Locate and copy all lines bearing the word "dépend".

........

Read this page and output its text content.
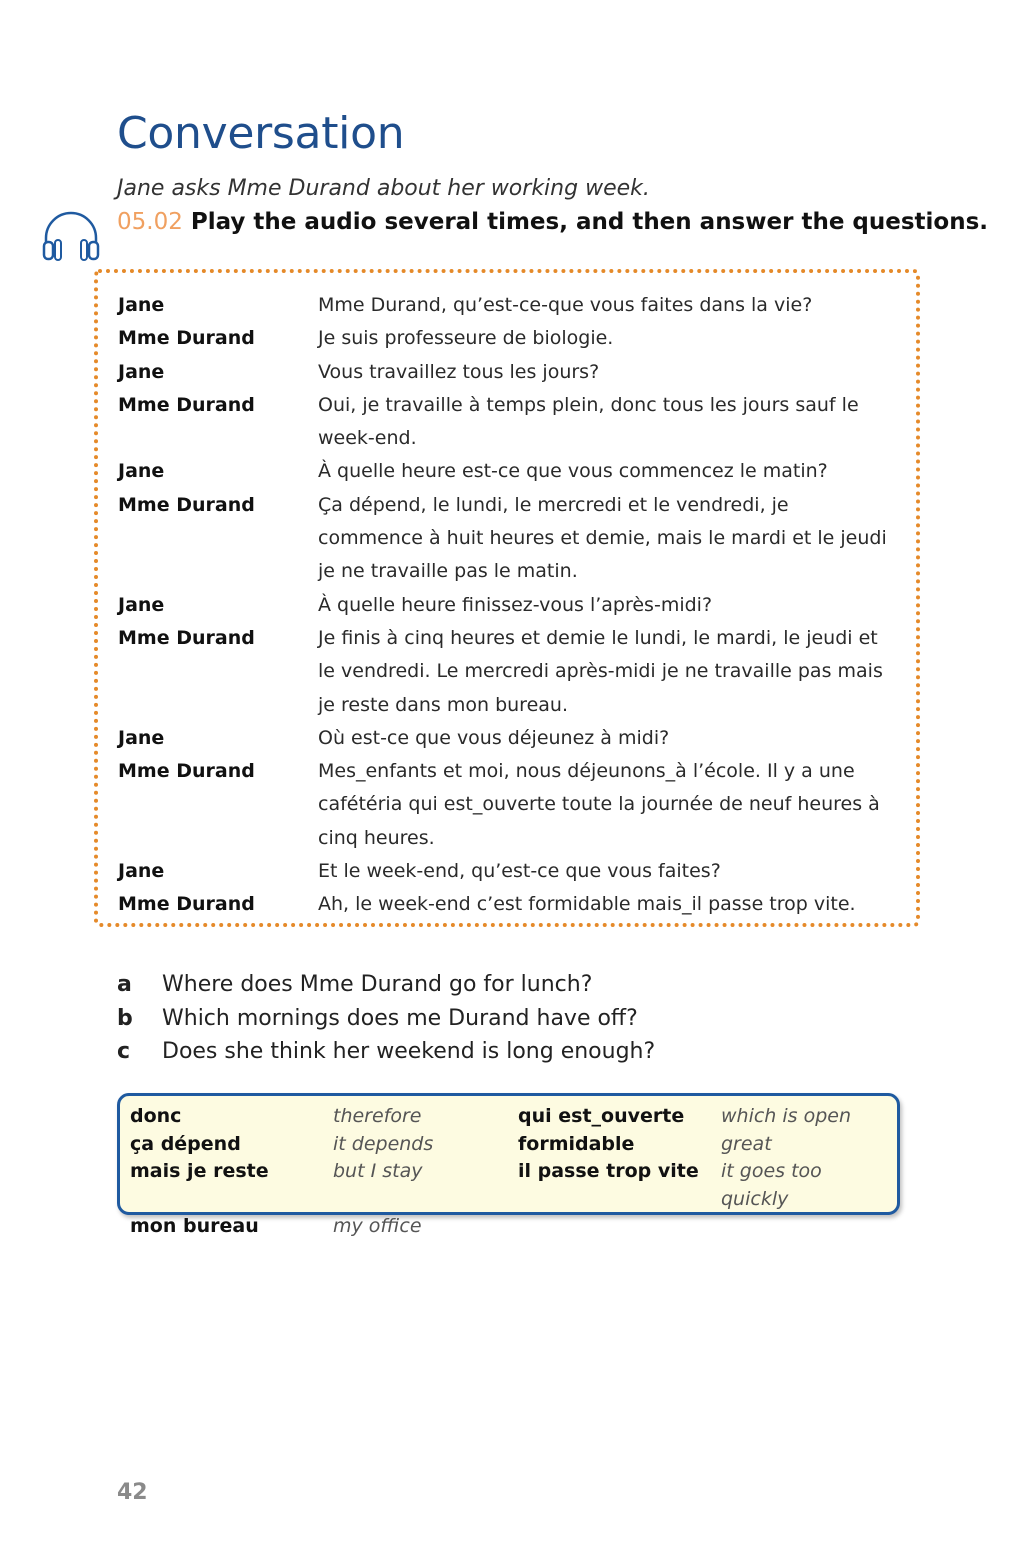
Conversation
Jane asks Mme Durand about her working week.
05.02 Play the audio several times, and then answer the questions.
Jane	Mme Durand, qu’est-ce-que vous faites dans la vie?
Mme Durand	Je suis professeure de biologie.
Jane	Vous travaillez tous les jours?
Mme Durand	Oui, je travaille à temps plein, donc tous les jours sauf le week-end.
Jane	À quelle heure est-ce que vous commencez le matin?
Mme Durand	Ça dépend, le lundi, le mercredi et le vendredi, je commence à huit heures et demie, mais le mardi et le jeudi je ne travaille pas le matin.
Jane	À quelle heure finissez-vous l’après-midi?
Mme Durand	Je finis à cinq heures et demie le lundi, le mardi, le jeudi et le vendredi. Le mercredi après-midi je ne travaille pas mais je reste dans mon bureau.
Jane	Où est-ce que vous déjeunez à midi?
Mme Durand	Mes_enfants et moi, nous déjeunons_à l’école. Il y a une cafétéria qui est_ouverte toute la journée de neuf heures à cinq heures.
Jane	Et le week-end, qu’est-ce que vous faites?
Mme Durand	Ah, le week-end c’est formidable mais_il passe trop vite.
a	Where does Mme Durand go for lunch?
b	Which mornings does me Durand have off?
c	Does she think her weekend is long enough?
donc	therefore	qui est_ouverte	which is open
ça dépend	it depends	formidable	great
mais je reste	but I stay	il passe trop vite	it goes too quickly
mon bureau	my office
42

........

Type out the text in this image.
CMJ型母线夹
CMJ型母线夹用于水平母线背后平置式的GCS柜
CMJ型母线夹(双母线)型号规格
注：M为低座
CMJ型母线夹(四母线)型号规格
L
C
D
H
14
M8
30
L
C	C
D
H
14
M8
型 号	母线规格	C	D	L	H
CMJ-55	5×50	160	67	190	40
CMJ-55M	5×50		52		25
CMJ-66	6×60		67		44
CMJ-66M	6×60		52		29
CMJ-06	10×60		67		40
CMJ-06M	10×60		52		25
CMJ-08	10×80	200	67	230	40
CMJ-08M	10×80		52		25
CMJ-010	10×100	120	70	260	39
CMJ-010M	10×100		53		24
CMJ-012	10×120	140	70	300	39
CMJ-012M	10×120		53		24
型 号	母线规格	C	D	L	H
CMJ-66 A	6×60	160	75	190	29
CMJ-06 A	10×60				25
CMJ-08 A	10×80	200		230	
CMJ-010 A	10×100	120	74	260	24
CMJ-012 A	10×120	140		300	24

........

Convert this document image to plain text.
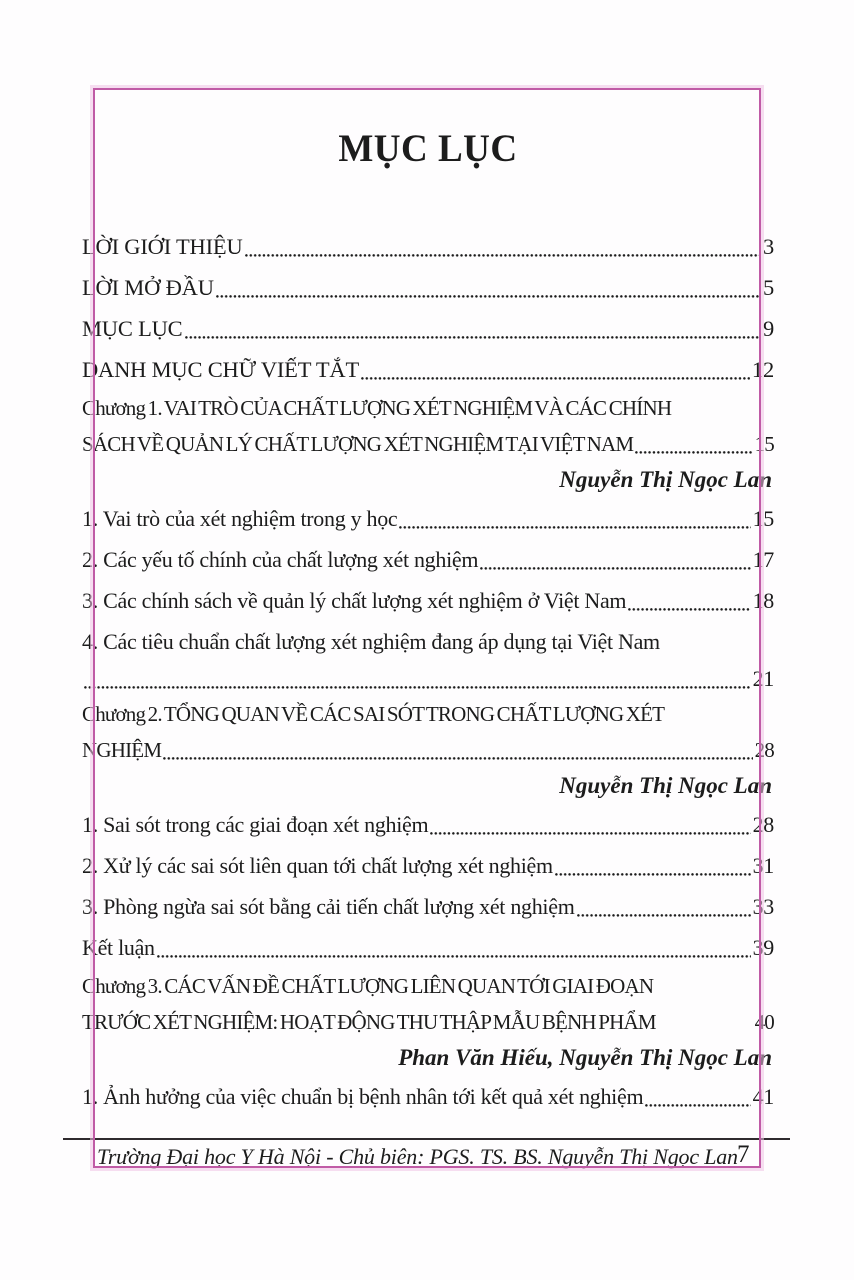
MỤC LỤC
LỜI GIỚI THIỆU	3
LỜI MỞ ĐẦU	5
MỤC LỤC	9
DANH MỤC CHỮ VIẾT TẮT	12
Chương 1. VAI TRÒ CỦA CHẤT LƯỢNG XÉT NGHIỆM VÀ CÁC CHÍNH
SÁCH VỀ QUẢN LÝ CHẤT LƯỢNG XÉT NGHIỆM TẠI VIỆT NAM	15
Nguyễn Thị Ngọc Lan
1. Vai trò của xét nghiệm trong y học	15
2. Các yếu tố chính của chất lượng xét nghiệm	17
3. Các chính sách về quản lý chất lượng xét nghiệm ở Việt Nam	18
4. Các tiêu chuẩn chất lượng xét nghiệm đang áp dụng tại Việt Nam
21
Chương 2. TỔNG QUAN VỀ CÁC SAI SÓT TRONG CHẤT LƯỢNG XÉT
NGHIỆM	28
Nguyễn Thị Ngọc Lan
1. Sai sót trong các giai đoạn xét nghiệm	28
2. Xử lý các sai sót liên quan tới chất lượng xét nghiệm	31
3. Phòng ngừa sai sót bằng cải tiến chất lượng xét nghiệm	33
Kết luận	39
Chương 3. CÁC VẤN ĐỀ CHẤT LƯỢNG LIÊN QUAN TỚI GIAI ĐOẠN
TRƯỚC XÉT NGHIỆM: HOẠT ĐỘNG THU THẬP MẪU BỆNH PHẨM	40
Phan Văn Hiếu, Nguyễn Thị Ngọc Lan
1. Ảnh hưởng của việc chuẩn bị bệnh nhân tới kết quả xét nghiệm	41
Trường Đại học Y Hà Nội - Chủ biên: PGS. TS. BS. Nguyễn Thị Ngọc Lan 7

........

* **Task response**:
Mme Durand	Ça dépend, le lundi, le mercredi et le vendredi, je commence à huit heures et demie, mais le mardi et le jeudi je ne travaille pas le matin.
ça dépend	it depends	formidable	great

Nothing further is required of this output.